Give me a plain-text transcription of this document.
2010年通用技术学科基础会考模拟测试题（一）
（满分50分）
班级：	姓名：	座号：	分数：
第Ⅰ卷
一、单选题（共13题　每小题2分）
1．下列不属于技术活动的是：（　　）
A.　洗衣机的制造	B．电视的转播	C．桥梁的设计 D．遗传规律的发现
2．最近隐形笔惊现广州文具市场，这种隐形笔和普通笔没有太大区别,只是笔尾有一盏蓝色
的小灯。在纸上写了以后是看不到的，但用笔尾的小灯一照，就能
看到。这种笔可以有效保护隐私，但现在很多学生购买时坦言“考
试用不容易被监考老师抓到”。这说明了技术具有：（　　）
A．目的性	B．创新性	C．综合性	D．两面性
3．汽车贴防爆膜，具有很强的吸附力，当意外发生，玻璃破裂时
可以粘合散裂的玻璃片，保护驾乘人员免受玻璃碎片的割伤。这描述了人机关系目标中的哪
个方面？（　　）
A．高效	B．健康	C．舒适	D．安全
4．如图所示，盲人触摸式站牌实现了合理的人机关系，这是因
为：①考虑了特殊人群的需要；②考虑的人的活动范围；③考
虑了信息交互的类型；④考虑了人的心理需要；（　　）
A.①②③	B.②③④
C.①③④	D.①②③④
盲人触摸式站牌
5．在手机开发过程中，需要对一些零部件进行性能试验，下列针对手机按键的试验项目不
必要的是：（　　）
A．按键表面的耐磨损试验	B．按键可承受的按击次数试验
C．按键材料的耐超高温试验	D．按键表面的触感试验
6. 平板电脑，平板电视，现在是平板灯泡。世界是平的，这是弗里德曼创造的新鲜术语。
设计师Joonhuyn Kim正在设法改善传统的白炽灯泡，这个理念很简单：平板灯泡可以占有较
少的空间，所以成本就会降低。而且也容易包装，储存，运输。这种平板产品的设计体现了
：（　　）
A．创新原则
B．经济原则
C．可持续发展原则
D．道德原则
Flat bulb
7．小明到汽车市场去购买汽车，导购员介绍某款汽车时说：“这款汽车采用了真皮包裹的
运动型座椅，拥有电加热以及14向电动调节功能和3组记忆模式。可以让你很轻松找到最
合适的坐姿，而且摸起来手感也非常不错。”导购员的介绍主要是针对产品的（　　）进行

## Required work
Give a word-for-word copy of the records.

## Solution
Give me a plain-text transcription of this document.
2010年通用技术学科基础会考模拟测试题（一）
（满分50分）
班级：	姓名：	座号：	分数：
第Ⅰ卷
一、单选题（共13题　每小题2分）
1．下列不属于技术活动的是：（　　）
A.　洗衣机的制造	B．电视的转播	C．桥梁的设计 D．遗传规律的发现
2．最近隐形笔惊现广州文具市场，这种隐形笔和普通笔没有太大区别,只是笔尾有一盏蓝色
的小灯。在纸上写了以后是看不到的，但用笔尾的小灯一照，就能
看到。这种笔可以有效保护隐私，但现在很多学生购买时坦言“考
试用不容易被监考老师抓到”。这说明了技术具有：（　　）
A．目的性	B．创新性	C．综合性	D．两面性
3．汽车贴防爆膜，具有很强的吸附力，当意外发生，玻璃破裂时
可以粘合散裂的玻璃片，保护驾乘人员免受玻璃碎片的割伤。这描述了人机关系目标中的哪
个方面？（　　）
A．高效	B．健康	C．舒适	D．安全
4．如图所示，盲人触摸式站牌实现了合理的人机关系，这是因
为：①考虑了特殊人群的需要；②考虑的人的活动范围；③考
虑了信息交互的类型；④考虑了人的心理需要；（　　）
A.①②③	B.②③④
C.①③④	D.①②③④
盲人触摸式站牌
5．在手机开发过程中，需要对一些零部件进行性能试验，下列针对手机按键的试验项目不
必要的是：（　　）
A．按键表面的耐磨损试验	B．按键可承受的按击次数试验
C．按键材料的耐超高温试验	D．按键表面的触感试验
6. 平板电脑，平板电视，现在是平板灯泡。世界是平的，这是弗里德曼创造的新鲜术语。
设计师Joonhuyn Kim正在设法改善传统的白炽灯泡，这个理念很简单：平板灯泡可以占有较
少的空间，所以成本就会降低。而且也容易包装，储存，运输。这种平板产品的设计体现了
：（　　）
A．创新原则
B．经济原则
C．可持续发展原则
D．道德原则
Flat bulb
7．小明到汽车市场去购买汽车，导购员介绍某款汽车时说：“这款汽车采用了真皮包裹的
运动型座椅，拥有电加热以及14向电动调节功能和3组记忆模式。可以让你很轻松找到最
合适的坐姿，而且摸起来手感也非常不错。”导购员的介绍主要是针对产品的（　　）进行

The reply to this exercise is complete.